- DIRECTION
Copy out the lines that have "this" in them.

##### AVAILABLE DATA #####

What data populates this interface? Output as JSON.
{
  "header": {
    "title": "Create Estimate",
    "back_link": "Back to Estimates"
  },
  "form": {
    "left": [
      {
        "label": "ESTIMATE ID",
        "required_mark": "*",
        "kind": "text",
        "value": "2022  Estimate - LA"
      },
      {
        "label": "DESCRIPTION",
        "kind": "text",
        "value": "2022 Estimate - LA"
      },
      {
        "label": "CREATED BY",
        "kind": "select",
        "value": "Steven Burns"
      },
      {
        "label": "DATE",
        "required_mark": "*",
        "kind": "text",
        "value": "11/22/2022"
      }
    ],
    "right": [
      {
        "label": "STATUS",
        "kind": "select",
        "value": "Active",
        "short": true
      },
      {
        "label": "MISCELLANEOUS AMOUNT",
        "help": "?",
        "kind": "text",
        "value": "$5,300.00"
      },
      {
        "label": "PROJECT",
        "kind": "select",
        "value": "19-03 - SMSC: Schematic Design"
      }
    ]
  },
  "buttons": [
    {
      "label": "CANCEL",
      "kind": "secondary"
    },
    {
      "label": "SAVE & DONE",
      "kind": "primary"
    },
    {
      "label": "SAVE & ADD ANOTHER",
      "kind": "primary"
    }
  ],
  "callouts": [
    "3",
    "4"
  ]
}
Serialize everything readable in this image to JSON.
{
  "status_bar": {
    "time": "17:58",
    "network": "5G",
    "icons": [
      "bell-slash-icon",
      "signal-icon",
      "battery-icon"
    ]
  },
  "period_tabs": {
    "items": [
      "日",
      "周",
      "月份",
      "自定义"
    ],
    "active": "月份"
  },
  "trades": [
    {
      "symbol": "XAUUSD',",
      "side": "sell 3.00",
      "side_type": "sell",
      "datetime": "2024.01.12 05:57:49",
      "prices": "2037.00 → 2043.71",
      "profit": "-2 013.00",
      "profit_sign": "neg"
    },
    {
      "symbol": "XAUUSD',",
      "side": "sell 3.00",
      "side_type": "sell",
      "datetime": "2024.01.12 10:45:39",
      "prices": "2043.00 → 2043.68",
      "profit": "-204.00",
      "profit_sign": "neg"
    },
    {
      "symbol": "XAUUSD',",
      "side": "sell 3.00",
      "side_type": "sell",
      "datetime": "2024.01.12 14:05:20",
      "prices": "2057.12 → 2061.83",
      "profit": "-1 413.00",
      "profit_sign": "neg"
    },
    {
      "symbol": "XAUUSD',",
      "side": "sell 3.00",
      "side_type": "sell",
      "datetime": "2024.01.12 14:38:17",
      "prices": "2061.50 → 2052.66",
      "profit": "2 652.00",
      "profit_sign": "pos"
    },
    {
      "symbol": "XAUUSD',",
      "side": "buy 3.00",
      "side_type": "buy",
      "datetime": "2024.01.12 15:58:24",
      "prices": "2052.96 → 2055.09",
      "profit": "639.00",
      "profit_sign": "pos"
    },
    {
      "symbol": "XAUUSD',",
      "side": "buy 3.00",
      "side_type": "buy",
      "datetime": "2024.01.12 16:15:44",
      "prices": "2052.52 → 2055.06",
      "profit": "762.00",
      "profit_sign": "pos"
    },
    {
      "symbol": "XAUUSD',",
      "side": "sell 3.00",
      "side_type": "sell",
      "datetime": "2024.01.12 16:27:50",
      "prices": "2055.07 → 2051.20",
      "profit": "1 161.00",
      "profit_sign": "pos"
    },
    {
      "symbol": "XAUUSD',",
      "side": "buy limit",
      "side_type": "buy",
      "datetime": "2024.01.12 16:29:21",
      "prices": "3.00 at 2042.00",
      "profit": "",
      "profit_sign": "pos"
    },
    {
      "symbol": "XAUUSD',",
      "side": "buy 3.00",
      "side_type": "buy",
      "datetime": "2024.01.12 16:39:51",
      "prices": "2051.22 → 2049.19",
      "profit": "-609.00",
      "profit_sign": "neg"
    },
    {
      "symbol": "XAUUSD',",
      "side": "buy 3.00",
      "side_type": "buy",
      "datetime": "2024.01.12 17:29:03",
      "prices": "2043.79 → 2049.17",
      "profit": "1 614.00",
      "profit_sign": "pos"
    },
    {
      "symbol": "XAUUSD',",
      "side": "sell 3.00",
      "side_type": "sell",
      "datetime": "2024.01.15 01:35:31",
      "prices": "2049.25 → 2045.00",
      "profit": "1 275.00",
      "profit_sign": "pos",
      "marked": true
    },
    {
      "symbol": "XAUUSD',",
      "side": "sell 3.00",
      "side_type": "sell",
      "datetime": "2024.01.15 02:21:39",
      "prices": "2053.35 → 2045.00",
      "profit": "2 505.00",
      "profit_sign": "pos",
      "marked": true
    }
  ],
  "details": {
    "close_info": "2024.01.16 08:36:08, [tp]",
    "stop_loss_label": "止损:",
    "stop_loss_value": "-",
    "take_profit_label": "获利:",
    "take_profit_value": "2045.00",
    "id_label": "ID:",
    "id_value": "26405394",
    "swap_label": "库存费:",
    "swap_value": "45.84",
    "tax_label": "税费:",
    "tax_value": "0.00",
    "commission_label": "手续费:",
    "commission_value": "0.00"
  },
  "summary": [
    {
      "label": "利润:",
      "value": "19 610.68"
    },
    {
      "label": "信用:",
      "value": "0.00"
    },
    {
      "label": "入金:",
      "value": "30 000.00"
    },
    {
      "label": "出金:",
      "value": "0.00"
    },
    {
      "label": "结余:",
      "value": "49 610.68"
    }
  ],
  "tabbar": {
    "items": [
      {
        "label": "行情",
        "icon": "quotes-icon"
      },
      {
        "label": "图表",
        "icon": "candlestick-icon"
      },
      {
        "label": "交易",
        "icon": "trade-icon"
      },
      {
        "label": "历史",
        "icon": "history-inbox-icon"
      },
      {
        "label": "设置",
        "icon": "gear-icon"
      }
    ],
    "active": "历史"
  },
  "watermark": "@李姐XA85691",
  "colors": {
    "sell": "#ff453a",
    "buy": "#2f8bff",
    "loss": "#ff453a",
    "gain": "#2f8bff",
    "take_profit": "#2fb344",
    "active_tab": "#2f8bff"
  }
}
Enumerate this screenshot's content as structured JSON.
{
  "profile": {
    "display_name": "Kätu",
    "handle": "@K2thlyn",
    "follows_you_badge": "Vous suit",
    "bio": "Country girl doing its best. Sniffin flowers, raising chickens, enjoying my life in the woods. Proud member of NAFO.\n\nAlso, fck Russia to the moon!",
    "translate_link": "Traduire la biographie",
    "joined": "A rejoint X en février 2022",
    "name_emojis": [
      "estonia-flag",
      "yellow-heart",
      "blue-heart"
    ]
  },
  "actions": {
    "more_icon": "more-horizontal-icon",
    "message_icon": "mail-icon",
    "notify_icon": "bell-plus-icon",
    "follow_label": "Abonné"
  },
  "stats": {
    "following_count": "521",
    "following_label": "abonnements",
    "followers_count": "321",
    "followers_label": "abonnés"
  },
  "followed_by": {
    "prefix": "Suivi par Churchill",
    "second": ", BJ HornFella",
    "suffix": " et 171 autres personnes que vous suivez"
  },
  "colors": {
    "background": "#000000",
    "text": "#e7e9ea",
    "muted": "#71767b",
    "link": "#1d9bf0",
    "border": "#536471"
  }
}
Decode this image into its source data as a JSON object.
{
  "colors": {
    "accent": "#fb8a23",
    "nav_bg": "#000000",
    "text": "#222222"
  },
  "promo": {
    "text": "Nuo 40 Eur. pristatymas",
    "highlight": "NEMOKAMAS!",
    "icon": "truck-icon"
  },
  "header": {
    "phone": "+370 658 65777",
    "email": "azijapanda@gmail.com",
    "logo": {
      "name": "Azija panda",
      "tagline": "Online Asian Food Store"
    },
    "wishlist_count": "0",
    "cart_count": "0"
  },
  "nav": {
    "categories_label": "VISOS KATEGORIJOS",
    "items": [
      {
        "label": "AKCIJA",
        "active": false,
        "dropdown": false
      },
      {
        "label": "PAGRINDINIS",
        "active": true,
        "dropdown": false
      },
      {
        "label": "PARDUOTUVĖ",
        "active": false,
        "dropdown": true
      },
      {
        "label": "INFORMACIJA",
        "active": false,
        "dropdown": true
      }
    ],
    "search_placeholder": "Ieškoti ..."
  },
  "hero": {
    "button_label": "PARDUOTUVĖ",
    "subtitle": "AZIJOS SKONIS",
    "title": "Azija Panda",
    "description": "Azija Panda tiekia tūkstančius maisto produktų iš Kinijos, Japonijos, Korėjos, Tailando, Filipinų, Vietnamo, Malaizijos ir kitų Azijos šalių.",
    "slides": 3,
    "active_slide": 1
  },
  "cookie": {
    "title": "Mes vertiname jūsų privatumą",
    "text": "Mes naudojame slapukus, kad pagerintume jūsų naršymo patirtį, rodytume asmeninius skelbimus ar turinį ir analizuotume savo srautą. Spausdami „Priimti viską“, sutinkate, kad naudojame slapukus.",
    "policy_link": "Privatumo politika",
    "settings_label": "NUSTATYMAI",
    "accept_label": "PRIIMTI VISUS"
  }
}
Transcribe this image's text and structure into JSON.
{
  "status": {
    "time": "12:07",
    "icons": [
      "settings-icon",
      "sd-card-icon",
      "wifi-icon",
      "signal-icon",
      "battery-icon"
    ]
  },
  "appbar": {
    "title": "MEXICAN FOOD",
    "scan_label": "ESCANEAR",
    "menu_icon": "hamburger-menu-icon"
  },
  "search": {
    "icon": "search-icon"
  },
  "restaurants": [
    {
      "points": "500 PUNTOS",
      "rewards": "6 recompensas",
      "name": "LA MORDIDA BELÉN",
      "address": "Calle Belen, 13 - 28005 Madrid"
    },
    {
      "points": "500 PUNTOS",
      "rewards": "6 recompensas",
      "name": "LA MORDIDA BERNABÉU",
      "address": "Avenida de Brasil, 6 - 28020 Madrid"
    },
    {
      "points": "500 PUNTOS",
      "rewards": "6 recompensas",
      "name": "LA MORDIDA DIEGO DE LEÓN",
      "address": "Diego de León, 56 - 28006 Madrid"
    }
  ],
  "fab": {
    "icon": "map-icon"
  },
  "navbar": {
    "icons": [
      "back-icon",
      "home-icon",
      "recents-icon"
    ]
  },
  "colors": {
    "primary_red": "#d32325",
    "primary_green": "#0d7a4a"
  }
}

#####

- SOLUTION
What data populates this interface? Output as JSON.
Serialize everything readable in this image to JSON.
Enumerate this screenshot's content as structured JSON.
Decode this image into its source data as a JSON object.
Transcribe this image's text and structure into JSON.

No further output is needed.